## Aim of the task
Pick each line that has "strand" out of the records.

(Structured page parsing data)
________________________
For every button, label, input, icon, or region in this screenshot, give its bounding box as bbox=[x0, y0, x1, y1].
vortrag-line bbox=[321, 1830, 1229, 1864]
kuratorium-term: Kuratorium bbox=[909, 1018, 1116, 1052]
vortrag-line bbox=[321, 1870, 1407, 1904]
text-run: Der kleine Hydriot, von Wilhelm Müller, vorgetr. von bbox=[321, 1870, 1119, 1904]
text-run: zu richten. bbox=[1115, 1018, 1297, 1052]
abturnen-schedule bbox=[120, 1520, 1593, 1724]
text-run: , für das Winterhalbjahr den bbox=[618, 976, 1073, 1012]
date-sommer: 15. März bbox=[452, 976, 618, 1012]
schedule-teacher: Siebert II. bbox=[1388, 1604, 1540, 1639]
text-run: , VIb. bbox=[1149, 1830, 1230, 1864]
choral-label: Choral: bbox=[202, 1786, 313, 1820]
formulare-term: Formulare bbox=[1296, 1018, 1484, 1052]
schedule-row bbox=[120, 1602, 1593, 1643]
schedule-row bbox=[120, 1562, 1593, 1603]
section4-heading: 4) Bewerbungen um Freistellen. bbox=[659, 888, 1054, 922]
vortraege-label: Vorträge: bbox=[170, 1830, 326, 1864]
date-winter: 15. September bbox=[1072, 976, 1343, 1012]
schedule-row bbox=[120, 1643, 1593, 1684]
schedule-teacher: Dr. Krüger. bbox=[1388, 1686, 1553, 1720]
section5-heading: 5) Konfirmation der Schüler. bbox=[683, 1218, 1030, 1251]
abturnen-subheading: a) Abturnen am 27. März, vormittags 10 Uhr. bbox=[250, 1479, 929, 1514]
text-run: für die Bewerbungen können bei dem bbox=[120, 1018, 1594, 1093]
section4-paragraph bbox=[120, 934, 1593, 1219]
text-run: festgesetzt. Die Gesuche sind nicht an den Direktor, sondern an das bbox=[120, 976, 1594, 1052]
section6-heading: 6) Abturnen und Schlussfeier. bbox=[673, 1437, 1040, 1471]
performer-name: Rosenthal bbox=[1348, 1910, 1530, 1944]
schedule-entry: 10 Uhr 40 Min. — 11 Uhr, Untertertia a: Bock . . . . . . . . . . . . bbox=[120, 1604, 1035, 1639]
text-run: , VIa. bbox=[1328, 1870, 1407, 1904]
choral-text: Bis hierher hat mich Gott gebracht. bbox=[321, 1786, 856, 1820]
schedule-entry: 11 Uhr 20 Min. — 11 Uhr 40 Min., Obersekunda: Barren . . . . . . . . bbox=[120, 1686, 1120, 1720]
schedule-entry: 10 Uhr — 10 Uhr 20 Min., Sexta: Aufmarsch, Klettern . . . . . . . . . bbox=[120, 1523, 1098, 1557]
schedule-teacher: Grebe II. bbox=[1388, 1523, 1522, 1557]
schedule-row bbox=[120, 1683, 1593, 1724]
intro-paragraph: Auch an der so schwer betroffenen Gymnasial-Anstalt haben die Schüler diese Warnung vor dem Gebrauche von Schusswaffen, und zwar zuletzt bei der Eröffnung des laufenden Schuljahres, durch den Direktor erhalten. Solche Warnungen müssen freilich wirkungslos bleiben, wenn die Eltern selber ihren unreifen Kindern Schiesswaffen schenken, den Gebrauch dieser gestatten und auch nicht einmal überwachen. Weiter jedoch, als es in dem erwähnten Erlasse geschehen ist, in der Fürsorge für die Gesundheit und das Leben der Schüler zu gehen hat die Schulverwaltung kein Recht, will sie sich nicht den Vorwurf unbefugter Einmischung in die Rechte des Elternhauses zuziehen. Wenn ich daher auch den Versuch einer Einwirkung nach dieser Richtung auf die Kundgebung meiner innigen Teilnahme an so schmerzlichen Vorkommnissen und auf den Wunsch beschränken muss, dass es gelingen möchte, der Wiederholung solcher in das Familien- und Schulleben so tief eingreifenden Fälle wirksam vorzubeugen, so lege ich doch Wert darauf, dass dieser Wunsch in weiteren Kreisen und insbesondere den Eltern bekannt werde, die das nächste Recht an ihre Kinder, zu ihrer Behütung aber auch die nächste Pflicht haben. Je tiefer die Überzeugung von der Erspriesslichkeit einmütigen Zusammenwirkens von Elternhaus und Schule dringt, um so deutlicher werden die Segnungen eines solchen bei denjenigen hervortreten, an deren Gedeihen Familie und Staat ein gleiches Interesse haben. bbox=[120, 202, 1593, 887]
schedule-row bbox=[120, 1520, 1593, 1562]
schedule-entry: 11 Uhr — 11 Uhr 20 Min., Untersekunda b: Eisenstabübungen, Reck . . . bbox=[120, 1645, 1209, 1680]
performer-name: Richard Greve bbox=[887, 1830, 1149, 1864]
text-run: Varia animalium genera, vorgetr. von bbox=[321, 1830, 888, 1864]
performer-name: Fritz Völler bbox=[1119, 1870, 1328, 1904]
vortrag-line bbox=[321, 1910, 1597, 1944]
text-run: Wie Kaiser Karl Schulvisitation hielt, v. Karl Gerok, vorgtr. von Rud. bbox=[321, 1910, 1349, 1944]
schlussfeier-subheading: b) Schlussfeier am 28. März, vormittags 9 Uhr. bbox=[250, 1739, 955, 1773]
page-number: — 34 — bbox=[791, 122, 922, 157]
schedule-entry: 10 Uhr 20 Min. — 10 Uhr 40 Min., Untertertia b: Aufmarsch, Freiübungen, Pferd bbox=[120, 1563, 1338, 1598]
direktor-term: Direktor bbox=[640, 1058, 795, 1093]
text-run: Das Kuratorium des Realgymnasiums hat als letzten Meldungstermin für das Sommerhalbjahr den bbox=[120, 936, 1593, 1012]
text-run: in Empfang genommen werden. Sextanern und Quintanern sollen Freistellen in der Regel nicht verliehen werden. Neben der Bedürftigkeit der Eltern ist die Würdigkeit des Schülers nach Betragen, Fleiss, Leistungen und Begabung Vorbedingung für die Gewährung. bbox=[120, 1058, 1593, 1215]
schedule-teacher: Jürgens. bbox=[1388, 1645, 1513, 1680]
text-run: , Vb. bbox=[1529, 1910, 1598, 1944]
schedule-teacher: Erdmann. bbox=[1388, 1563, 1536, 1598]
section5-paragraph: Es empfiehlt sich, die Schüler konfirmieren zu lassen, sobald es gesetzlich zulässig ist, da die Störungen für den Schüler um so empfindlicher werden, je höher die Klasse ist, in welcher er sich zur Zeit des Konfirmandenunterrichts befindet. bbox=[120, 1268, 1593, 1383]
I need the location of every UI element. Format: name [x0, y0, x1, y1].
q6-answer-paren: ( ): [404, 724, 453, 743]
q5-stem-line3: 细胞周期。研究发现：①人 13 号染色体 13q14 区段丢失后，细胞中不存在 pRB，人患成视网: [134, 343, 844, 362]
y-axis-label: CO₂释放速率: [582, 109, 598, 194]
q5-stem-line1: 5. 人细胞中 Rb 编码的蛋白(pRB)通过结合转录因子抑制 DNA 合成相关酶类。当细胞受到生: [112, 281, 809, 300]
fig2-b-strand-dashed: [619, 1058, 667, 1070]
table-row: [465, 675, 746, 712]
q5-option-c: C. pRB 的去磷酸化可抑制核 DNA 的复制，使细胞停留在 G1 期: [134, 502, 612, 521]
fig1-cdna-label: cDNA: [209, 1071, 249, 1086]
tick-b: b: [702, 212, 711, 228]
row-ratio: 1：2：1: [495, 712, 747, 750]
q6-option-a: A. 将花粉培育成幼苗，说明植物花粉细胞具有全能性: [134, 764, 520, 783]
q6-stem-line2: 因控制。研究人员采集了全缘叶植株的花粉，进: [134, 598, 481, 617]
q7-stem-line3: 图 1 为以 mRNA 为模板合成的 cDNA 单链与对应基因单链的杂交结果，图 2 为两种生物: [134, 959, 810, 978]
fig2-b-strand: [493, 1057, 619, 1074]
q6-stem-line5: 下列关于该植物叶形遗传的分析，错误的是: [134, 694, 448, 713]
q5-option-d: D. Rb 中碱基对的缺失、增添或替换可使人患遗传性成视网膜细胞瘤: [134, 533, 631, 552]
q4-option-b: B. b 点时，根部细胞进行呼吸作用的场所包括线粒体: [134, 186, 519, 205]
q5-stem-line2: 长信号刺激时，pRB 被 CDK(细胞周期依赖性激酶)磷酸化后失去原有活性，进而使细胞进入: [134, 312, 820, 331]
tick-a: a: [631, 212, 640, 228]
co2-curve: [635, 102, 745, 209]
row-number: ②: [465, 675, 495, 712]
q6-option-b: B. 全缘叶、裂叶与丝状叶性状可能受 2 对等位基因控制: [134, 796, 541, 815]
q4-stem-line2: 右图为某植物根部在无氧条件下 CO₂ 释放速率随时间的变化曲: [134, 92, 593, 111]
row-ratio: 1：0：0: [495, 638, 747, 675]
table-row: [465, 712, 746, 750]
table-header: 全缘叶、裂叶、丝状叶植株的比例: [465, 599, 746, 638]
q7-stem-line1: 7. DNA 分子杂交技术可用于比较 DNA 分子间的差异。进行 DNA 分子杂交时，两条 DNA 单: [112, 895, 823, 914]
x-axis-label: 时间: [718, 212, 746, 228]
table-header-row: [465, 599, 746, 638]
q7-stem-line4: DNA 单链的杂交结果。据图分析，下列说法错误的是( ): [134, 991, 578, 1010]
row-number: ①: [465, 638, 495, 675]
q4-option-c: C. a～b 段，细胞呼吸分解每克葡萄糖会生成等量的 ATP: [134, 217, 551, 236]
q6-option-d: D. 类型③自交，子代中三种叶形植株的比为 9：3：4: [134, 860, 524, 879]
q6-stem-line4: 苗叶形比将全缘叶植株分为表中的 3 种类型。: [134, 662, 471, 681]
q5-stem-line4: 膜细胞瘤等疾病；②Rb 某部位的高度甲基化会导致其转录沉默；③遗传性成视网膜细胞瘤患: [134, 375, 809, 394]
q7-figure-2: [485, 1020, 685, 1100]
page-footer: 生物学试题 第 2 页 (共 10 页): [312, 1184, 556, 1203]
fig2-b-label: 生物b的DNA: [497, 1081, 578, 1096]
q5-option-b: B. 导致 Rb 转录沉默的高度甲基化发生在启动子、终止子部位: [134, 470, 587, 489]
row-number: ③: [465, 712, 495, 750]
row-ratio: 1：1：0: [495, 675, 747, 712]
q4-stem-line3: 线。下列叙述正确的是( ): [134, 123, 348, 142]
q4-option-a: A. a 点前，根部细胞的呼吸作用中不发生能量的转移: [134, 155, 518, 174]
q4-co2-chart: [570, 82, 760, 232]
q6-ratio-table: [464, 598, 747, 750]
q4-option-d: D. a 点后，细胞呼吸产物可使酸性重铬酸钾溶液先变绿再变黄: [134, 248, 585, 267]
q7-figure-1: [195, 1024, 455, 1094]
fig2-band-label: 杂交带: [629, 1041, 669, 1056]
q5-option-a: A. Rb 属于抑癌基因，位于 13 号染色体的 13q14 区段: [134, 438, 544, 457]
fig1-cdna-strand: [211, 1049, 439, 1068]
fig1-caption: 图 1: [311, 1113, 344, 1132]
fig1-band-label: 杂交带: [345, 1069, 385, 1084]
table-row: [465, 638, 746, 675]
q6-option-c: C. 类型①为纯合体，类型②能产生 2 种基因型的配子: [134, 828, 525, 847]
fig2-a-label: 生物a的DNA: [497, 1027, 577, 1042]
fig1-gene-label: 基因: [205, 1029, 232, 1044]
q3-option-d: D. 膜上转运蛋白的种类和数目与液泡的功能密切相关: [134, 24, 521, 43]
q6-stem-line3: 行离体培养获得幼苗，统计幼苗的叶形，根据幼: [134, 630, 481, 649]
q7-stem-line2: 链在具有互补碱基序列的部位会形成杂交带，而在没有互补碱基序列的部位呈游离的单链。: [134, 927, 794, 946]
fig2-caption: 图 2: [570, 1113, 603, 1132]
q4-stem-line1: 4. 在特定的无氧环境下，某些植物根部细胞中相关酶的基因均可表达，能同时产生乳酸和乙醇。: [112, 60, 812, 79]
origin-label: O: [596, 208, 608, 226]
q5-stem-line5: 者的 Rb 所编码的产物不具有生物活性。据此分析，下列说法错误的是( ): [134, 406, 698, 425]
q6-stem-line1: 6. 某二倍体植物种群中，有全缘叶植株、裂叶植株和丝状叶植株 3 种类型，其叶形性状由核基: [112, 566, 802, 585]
________________________
## Problem solution
fig2-b-strand-dashed: [619, 1058, 667, 1070]
fig2-b-strand: [493, 1057, 619, 1074]
fig1-cdna-strand: [211, 1049, 439, 1068]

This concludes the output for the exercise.